»»

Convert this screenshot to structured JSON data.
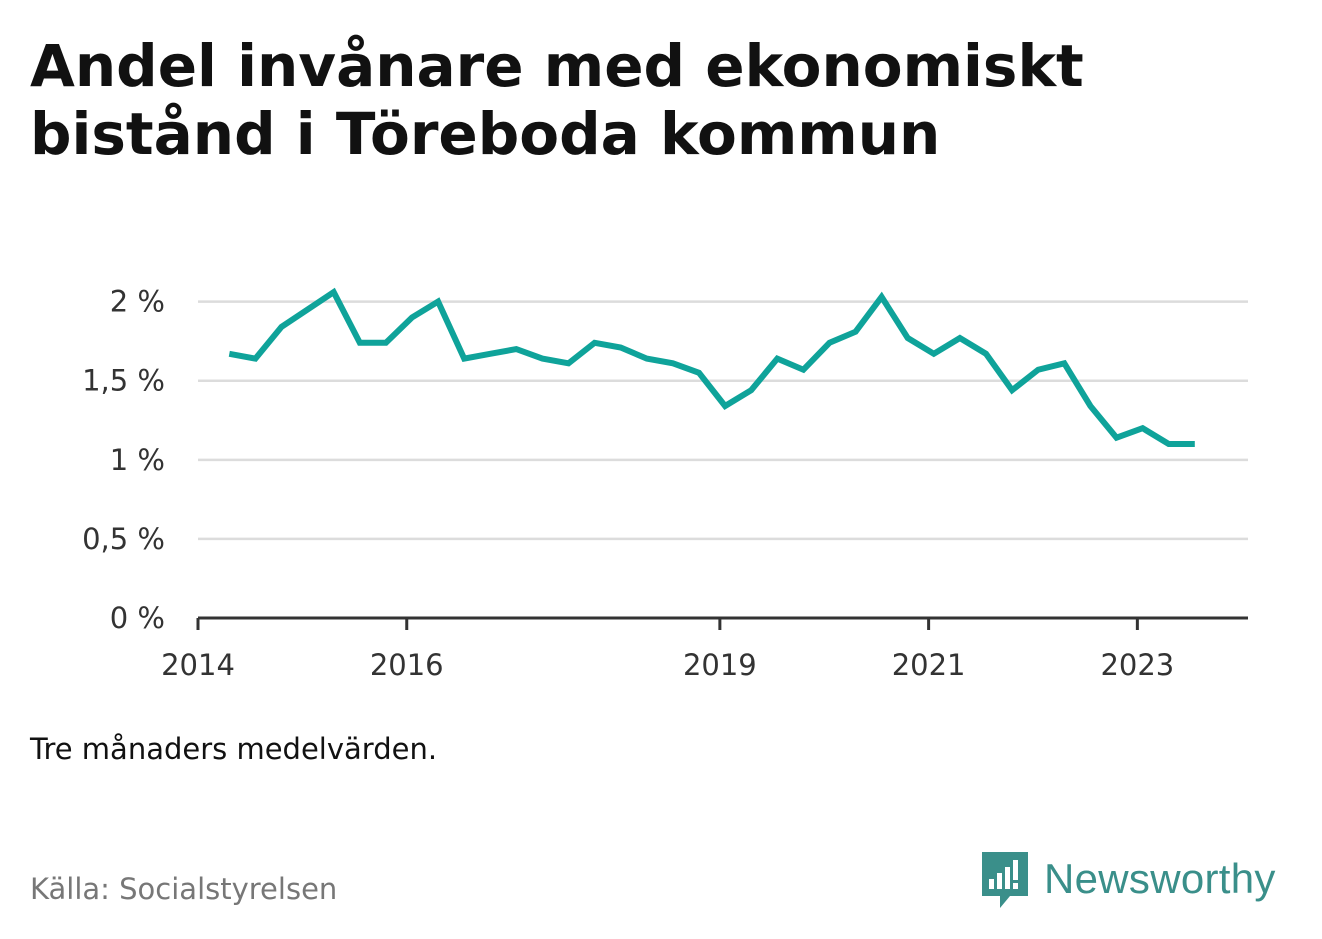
{
  "title": "Andel invånare med ekonomiskt bistånd i Töreboda kommun",
  "note": "Tre månaders medelvärden.",
  "source": "Källa: Socialstyrelsen",
  "brand": {
    "name": "Newsworthy",
    "color": "#3a8f8a",
    "icon": "newsworthy-logo-icon"
  },
  "chart_data": {
    "type": "line",
    "color": "#0fa39a",
    "grid": true,
    "ylim": [
      0,
      2.2
    ],
    "yticks": [
      0,
      0.5,
      1,
      1.5,
      2
    ],
    "ytick_labels": [
      "0 %",
      "0,5 %",
      "1 %",
      "1,5 %",
      "2 %"
    ],
    "xlim": [
      2014,
      2024.06
    ],
    "xticks": [
      2014,
      2016,
      2019,
      2021,
      2023
    ],
    "xtick_labels": [
      "2014",
      "2016",
      "2019",
      "2021",
      "2023"
    ],
    "x": [
      2014.3,
      2014.55,
      2014.8,
      2015.05,
      2015.3,
      2015.55,
      2015.8,
      2016.05,
      2016.3,
      2016.55,
      2016.8,
      2017.05,
      2017.3,
      2017.55,
      2017.8,
      2018.05,
      2018.3,
      2018.55,
      2018.8,
      2019.05,
      2019.3,
      2019.55,
      2019.8,
      2020.05,
      2020.3,
      2020.55,
      2020.8,
      2021.05,
      2021.3,
      2021.55,
      2021.8,
      2022.05,
      2022.3,
      2022.55,
      2022.8,
      2023.05,
      2023.3,
      2023.55
    ],
    "values": [
      1.67,
      1.64,
      1.84,
      1.95,
      2.06,
      1.74,
      1.74,
      1.9,
      2.0,
      1.64,
      1.67,
      1.7,
      1.64,
      1.61,
      1.74,
      1.71,
      1.64,
      1.61,
      1.55,
      1.34,
      1.44,
      1.64,
      1.57,
      1.74,
      1.81,
      2.03,
      1.77,
      1.67,
      1.77,
      1.67,
      1.44,
      1.57,
      1.61,
      1.34,
      1.14,
      1.2,
      1.1,
      1.1
    ]
  }
}
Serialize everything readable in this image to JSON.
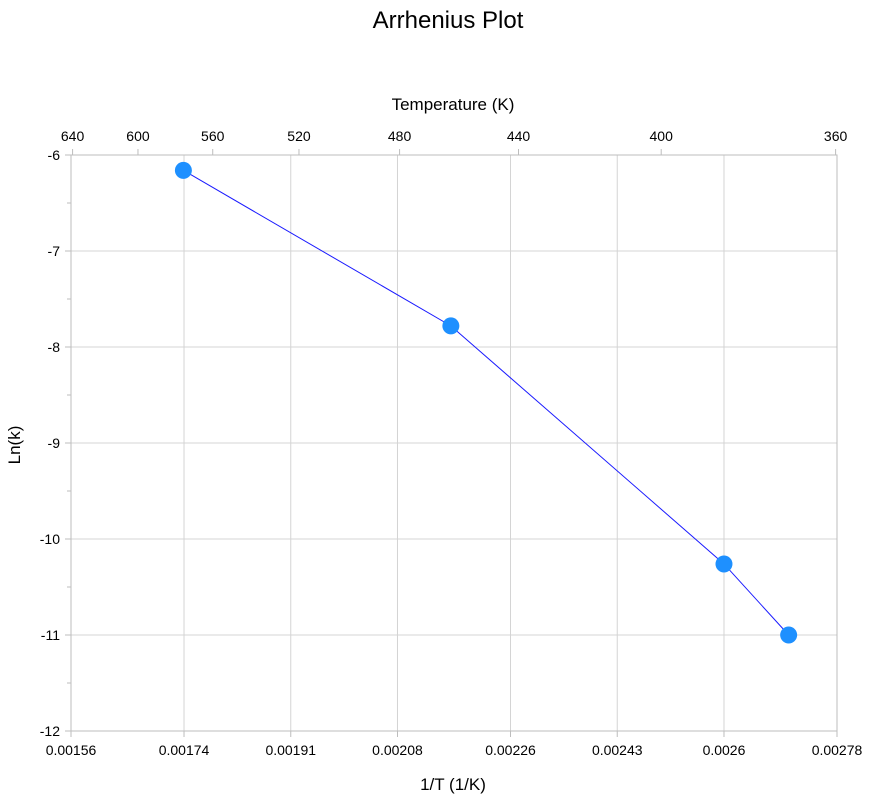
{
  "chart_data": {
    "type": "scatter",
    "title": "Arrhenius Plot",
    "xlabel": "1/T (1/K)",
    "ylabel": "Ln(k)",
    "x2label": "Temperature (K)",
    "xlim": [
      0.00156,
      0.00278
    ],
    "ylim": [
      -12,
      -6
    ],
    "x_ticks": [
      0.00156,
      0.00174,
      0.00191,
      0.00208,
      0.00226,
      0.00243,
      0.0026,
      0.00278
    ],
    "x_tick_labels": [
      "0.00156",
      "0.00174",
      "0.00191",
      "0.00208",
      "0.00226",
      "0.00243",
      "0.0026",
      "0.00278"
    ],
    "x2_ticks": [
      640,
      600,
      560,
      520,
      480,
      440,
      400,
      360
    ],
    "y_ticks": [
      -12,
      -11,
      -10,
      -9,
      -8,
      -7,
      -6
    ],
    "grid": true,
    "series": [
      {
        "line_color": "#1a1aff",
        "marker_color": "#1e90ff",
        "x": [
          0.001739,
          0.002165,
          0.0026,
          0.002703
        ],
        "y": [
          -6.16,
          -7.78,
          -10.26,
          -11.0
        ]
      }
    ]
  }
}
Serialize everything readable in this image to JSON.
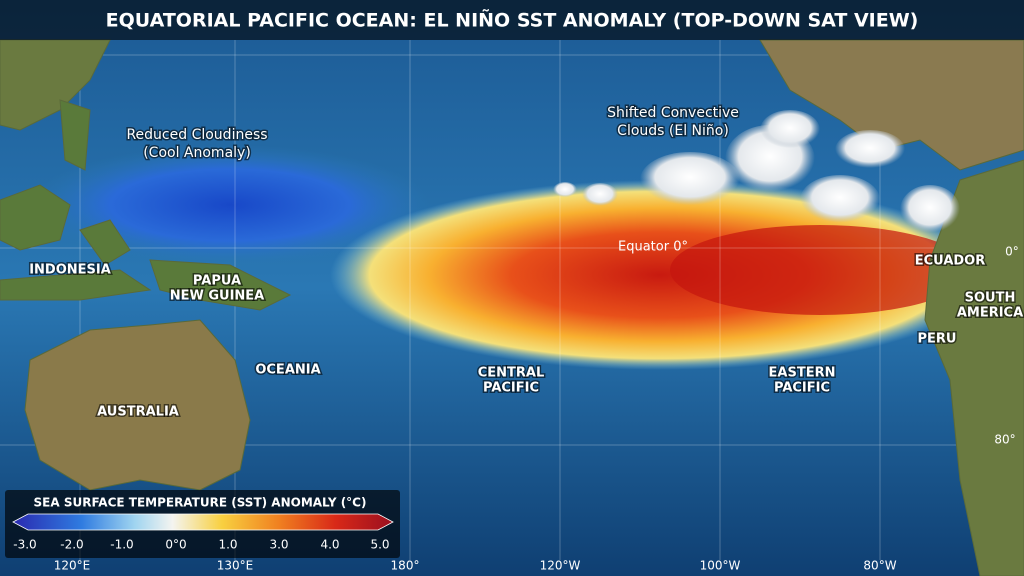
{
  "title": "EQUATORIAL PACIFIC OCEAN: EL NIÑO SST ANOMALY (TOP-DOWN SAT VIEW)",
  "labels": [
    {
      "lines": [
        "Reduced Cloudiness",
        "(Cool Anomaly)"
      ]
    },
    {
      "lines": [
        "Shifted Convective",
        "Clouds (El Niño)"
      ]
    },
    {
      "lines": [
        "INDONESIA"
      ]
    },
    {
      "lines": [
        "PAPUA",
        "NEW GUINEA"
      ]
    },
    {
      "lines": [
        "OCEANIA"
      ]
    },
    {
      "lines": [
        "AUSTRALIA"
      ]
    },
    {
      "lines": [
        "CENTRAL",
        "PACIFIC"
      ]
    },
    {
      "lines": [
        "EASTERN",
        "PACIFIC"
      ]
    },
    {
      "lines": [
        "ECUADOR"
      ]
    },
    {
      "lines": [
        "SOUTH",
        "AMERICA"
      ]
    },
    {
      "lines": [
        "PERU"
      ]
    }
  ],
  "equator_label": "Equator 0°",
  "edge_labels": [
    "0°",
    "80°"
  ],
  "legend": {
    "title": "SEA SURFACE TEMPERATURE (SST) ANOMALY (°C)",
    "ticks": [
      "-3.0",
      "-2.0",
      "-1.0",
      "0°0",
      "1.0",
      "3.0",
      "4.0",
      "5.0"
    ]
  },
  "longitudes": [
    "120°E",
    "130°E",
    "180°",
    "120°W",
    "100°W",
    "80°W"
  ]
}
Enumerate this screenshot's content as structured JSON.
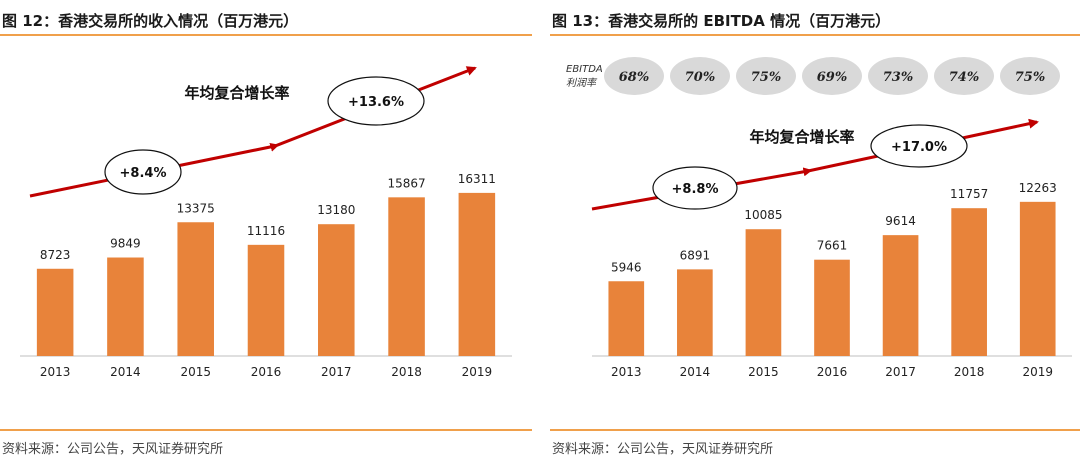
{
  "colors": {
    "bar": "#e8833a",
    "arrow": "#c00000",
    "rule": "#f0a04b",
    "ellipse_fill": "#d9d9d9"
  },
  "chart_data": [
    {
      "type": "bar",
      "title": "图 12：香港交易所的收入情况（百万港元）",
      "categories": [
        "2013",
        "2014",
        "2015",
        "2016",
        "2017",
        "2018",
        "2019"
      ],
      "values": [
        8723,
        9849,
        13375,
        11116,
        13180,
        15867,
        16311
      ],
      "annotation_label": "年均复合增长率",
      "growth_labels": [
        "+8.4%",
        "+13.6%"
      ],
      "ylim": [
        0,
        22000
      ],
      "source": "资料来源：公司公告，天风证券研究所"
    },
    {
      "type": "bar",
      "title": "图 13：香港交易所的 EBITDA 情况（百万港元）",
      "categories": [
        "2013",
        "2014",
        "2015",
        "2016",
        "2017",
        "2018",
        "2019"
      ],
      "values": [
        5946,
        6891,
        10085,
        7661,
        9614,
        11757,
        12263
      ],
      "annotation_label": "年均复合增长率",
      "growth_labels": [
        "+8.8%",
        "+17.0%"
      ],
      "margin_label": [
        "EBITDA",
        "利润率"
      ],
      "margins": [
        "68%",
        "70%",
        "75%",
        "69%",
        "73%",
        "74%",
        "75%"
      ],
      "ylim": [
        0,
        17500
      ],
      "source": "资料来源：公司公告，天风证券研究所"
    }
  ]
}
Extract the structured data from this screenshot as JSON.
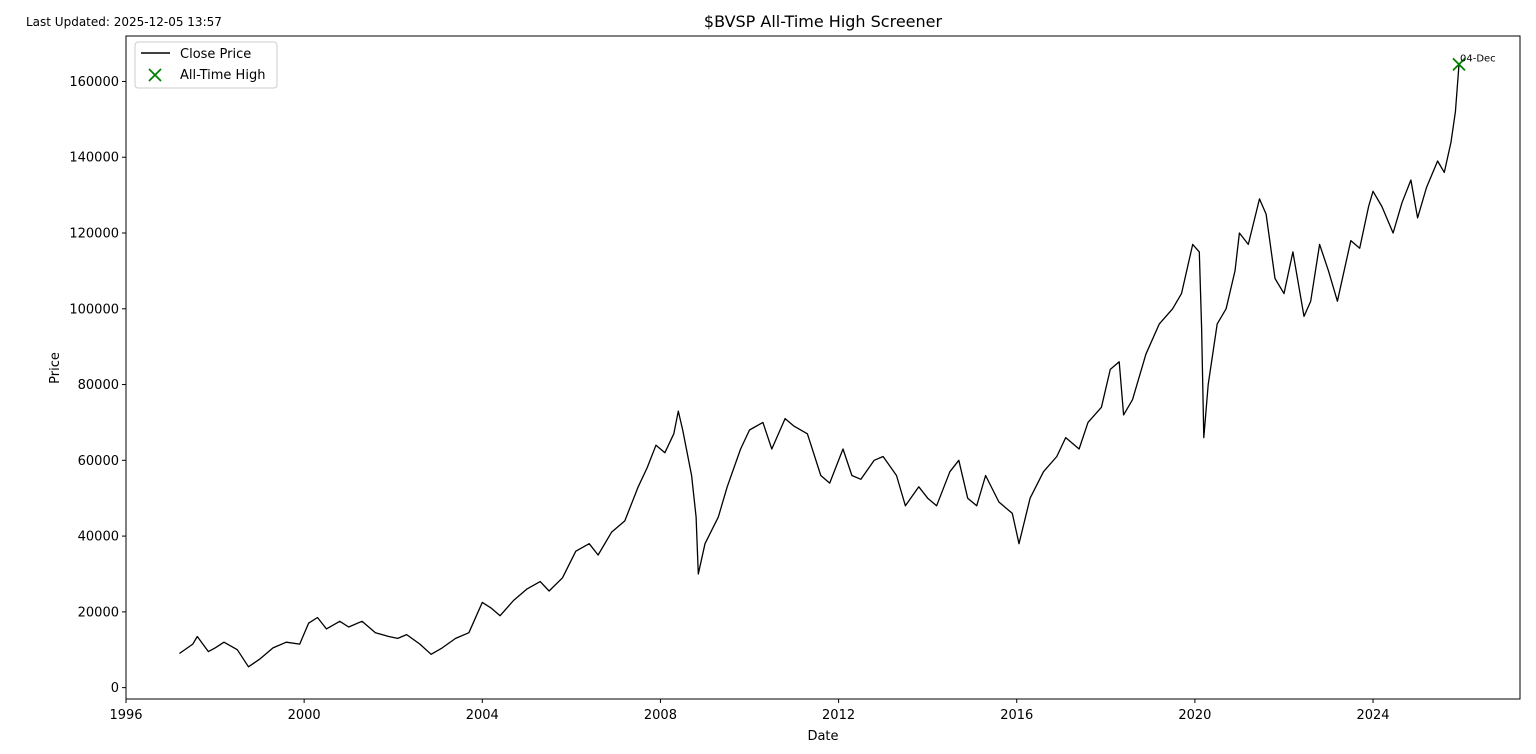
{
  "header": {
    "last_updated": "Last Updated: 2025-12-05 13:57"
  },
  "chart_data": {
    "type": "line",
    "title": "$BVSP All-Time High Screener",
    "xlabel": "Date",
    "ylabel": "Price",
    "xlim": [
      1996.0,
      2027.3
    ],
    "ylim": [
      -3000,
      172000
    ],
    "xticks": [
      1996,
      2000,
      2004,
      2008,
      2012,
      2016,
      2020,
      2024
    ],
    "yticks": [
      0,
      20000,
      40000,
      60000,
      80000,
      100000,
      120000,
      140000,
      160000
    ],
    "grid": false,
    "legend": {
      "placement": "top-left",
      "entries": [
        {
          "label": "Close Price",
          "marker": "line",
          "color": "#000000"
        },
        {
          "label": "All-Time High",
          "marker": "x",
          "color": "#008000"
        }
      ]
    },
    "series": [
      {
        "name": "Close Price",
        "color": "#000000",
        "points": [
          [
            1997.2,
            9000
          ],
          [
            1997.5,
            11500
          ],
          [
            1997.6,
            13500
          ],
          [
            1997.85,
            9500
          ],
          [
            1998.0,
            10500
          ],
          [
            1998.2,
            12000
          ],
          [
            1998.5,
            10000
          ],
          [
            1998.75,
            5500
          ],
          [
            1999.0,
            7500
          ],
          [
            1999.3,
            10500
          ],
          [
            1999.6,
            12000
          ],
          [
            1999.9,
            11500
          ],
          [
            2000.1,
            17000
          ],
          [
            2000.3,
            18500
          ],
          [
            2000.5,
            15500
          ],
          [
            2000.8,
            17500
          ],
          [
            2001.0,
            16000
          ],
          [
            2001.3,
            17500
          ],
          [
            2001.6,
            14500
          ],
          [
            2001.9,
            13500
          ],
          [
            2002.1,
            13000
          ],
          [
            2002.3,
            14000
          ],
          [
            2002.6,
            11500
          ],
          [
            2002.85,
            8800
          ],
          [
            2003.1,
            10500
          ],
          [
            2003.4,
            13000
          ],
          [
            2003.7,
            14500
          ],
          [
            2004.0,
            22500
          ],
          [
            2004.2,
            21000
          ],
          [
            2004.4,
            19000
          ],
          [
            2004.7,
            23000
          ],
          [
            2005.0,
            26000
          ],
          [
            2005.3,
            28000
          ],
          [
            2005.5,
            25500
          ],
          [
            2005.8,
            29000
          ],
          [
            2006.1,
            36000
          ],
          [
            2006.4,
            38000
          ],
          [
            2006.6,
            35000
          ],
          [
            2006.9,
            41000
          ],
          [
            2007.2,
            44000
          ],
          [
            2007.5,
            53000
          ],
          [
            2007.7,
            58000
          ],
          [
            2007.9,
            64000
          ],
          [
            2008.1,
            62000
          ],
          [
            2008.3,
            67000
          ],
          [
            2008.4,
            73000
          ],
          [
            2008.5,
            68000
          ],
          [
            2008.7,
            56000
          ],
          [
            2008.8,
            45000
          ],
          [
            2008.85,
            30000
          ],
          [
            2009.0,
            38000
          ],
          [
            2009.3,
            45000
          ],
          [
            2009.5,
            53000
          ],
          [
            2009.8,
            63000
          ],
          [
            2010.0,
            68000
          ],
          [
            2010.3,
            70000
          ],
          [
            2010.5,
            63000
          ],
          [
            2010.8,
            71000
          ],
          [
            2011.0,
            69000
          ],
          [
            2011.3,
            67000
          ],
          [
            2011.6,
            56000
          ],
          [
            2011.8,
            54000
          ],
          [
            2012.1,
            63000
          ],
          [
            2012.3,
            56000
          ],
          [
            2012.5,
            55000
          ],
          [
            2012.8,
            60000
          ],
          [
            2013.0,
            61000
          ],
          [
            2013.3,
            56000
          ],
          [
            2013.5,
            48000
          ],
          [
            2013.8,
            53000
          ],
          [
            2014.0,
            50000
          ],
          [
            2014.2,
            48000
          ],
          [
            2014.5,
            57000
          ],
          [
            2014.7,
            60000
          ],
          [
            2014.9,
            50000
          ],
          [
            2015.1,
            48000
          ],
          [
            2015.3,
            56000
          ],
          [
            2015.6,
            49000
          ],
          [
            2015.9,
            46000
          ],
          [
            2016.05,
            38000
          ],
          [
            2016.3,
            50000
          ],
          [
            2016.6,
            57000
          ],
          [
            2016.9,
            61000
          ],
          [
            2017.1,
            66000
          ],
          [
            2017.4,
            63000
          ],
          [
            2017.6,
            70000
          ],
          [
            2017.9,
            74000
          ],
          [
            2018.1,
            84000
          ],
          [
            2018.3,
            86000
          ],
          [
            2018.4,
            72000
          ],
          [
            2018.6,
            76000
          ],
          [
            2018.9,
            88000
          ],
          [
            2019.2,
            96000
          ],
          [
            2019.5,
            100000
          ],
          [
            2019.7,
            104000
          ],
          [
            2019.95,
            117000
          ],
          [
            2020.1,
            115000
          ],
          [
            2020.15,
            95000
          ],
          [
            2020.2,
            66000
          ],
          [
            2020.3,
            80000
          ],
          [
            2020.5,
            96000
          ],
          [
            2020.7,
            100000
          ],
          [
            2020.9,
            110000
          ],
          [
            2021.0,
            120000
          ],
          [
            2021.2,
            117000
          ],
          [
            2021.45,
            129000
          ],
          [
            2021.6,
            125000
          ],
          [
            2021.8,
            108000
          ],
          [
            2022.0,
            104000
          ],
          [
            2022.2,
            115000
          ],
          [
            2022.45,
            98000
          ],
          [
            2022.6,
            102000
          ],
          [
            2022.8,
            117000
          ],
          [
            2023.0,
            110000
          ],
          [
            2023.2,
            102000
          ],
          [
            2023.5,
            118000
          ],
          [
            2023.7,
            116000
          ],
          [
            2023.9,
            127000
          ],
          [
            2024.0,
            131000
          ],
          [
            2024.2,
            127000
          ],
          [
            2024.45,
            120000
          ],
          [
            2024.65,
            128000
          ],
          [
            2024.85,
            134000
          ],
          [
            2025.0,
            124000
          ],
          [
            2025.2,
            132000
          ],
          [
            2025.45,
            139000
          ],
          [
            2025.6,
            136000
          ],
          [
            2025.75,
            144000
          ],
          [
            2025.85,
            152000
          ],
          [
            2025.93,
            164500
          ]
        ]
      }
    ],
    "markers": [
      {
        "series": "All-Time High",
        "x": 2025.93,
        "y": 164500,
        "label": "04-Dec",
        "color": "#008000"
      }
    ]
  }
}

««

## DESCRIPTION OF THE TASK
Write out every line of the data that holds the word "EBITDA".

## ANSWER TO THIS PROBLEM
      "title": "图 13：香港交易所的 EBITDA 情况（百万港元）",
        "EBITDA",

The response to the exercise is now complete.